> **Work instructions**:
Quote, without change, all of the lines that follow.

> **Entries supplied**:
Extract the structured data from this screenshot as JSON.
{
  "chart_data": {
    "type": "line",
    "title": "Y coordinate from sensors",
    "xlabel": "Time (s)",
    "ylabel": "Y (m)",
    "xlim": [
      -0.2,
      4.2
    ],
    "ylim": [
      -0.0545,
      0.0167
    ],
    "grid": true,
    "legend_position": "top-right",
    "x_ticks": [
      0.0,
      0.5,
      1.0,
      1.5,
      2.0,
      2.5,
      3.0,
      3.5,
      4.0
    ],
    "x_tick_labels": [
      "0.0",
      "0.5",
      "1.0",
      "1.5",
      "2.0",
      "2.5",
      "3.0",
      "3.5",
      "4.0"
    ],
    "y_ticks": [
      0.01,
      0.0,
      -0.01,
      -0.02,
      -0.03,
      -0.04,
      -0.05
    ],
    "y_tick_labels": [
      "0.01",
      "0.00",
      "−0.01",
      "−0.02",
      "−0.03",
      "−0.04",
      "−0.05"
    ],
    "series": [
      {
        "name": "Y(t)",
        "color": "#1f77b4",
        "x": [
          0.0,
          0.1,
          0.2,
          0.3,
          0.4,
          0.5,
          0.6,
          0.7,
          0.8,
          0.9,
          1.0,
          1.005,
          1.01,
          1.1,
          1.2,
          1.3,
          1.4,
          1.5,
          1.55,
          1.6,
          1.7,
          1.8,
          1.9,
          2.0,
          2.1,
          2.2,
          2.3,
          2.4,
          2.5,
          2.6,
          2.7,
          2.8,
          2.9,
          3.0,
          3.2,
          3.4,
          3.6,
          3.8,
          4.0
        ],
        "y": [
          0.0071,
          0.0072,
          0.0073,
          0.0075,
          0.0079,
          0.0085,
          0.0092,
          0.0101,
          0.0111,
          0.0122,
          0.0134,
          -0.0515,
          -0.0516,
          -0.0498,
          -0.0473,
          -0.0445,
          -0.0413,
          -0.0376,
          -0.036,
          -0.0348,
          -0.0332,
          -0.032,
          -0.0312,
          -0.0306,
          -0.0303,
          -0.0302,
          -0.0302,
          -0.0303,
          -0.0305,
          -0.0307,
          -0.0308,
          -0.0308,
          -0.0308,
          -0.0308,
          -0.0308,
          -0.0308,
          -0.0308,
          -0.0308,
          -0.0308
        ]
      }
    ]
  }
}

> **Right answer**:
Extract the structured data from this screenshot as JSON.
{
  "chart_data": {
    "type": "line",
    "title": "Y coordinate from sensors",
    "xlabel": "Time (s)",
    "ylabel": "Y (m)",
    "xlim": [
      -0.2,
      4.2
    ],
    "ylim": [
      -0.0545,
      0.0167
    ],
    "grid": true,
    "legend_position": "top-right",
    "x_ticks": [
      0.0,
      0.5,
      1.0,
      1.5,
      2.0,
      2.5,
      3.0,
      3.5,
      4.0
    ],
    "x_tick_labels": [
      "0.0",
      "0.5",
      "1.0",
      "1.5",
      "2.0",
      "2.5",
      "3.0",
      "3.5",
      "4.0"
    ],
    "y_ticks": [
      0.01,
      0.0,
      -0.01,
      -0.02,
      -0.03,
      -0.04,
      -0.05
    ],
    "y_tick_labels": [
      "0.01",
      "0.00",
      "−0.01",
      "−0.02",
      "−0.03",
      "−0.04",
      "−0.05"
    ],
    "series": [
      {
        "name": "Y(t)",
        "color": "#1f77b4",
        "x": [
          0.0,
          0.1,
          0.2,
          0.3,
          0.4,
          0.5,
          0.6,
          0.7,
          0.8,
          0.9,
          1.0,
          1.005,
          1.01,
          1.1,
          1.2,
          1.3,
          1.4,
          1.5,
          1.55,
          1.6,
          1.7,
          1.8,
          1.9,
          2.0,
          2.1,
          2.2,
          2.3,
          2.4,
          2.5,
          2.6,
          2.7,
          2.8,
          2.9,
          3.0,
          3.2,
          3.4,
          3.6,
          3.8,
          4.0
        ],
        "y": [
          0.0071,
          0.0072,
          0.0073,
          0.0075,
          0.0079,
          0.0085,
          0.0092,
          0.0101,
          0.0111,
          0.0122,
          0.0134,
          -0.0515,
          -0.0516,
          -0.0498,
          -0.0473,
          -0.0445,
          -0.0413,
          -0.0376,
          -0.036,
          -0.0348,
          -0.0332,
          -0.032,
          -0.0312,
          -0.0306,
          -0.0303,
          -0.0302,
          -0.0302,
          -0.0303,
          -0.0305,
          -0.0307,
          -0.0308,
          -0.0308,
          -0.0308,
          -0.0308,
          -0.0308,
          -0.0308,
          -0.0308,
          -0.0308,
          -0.0308
        ]
      }
    ]
  }
}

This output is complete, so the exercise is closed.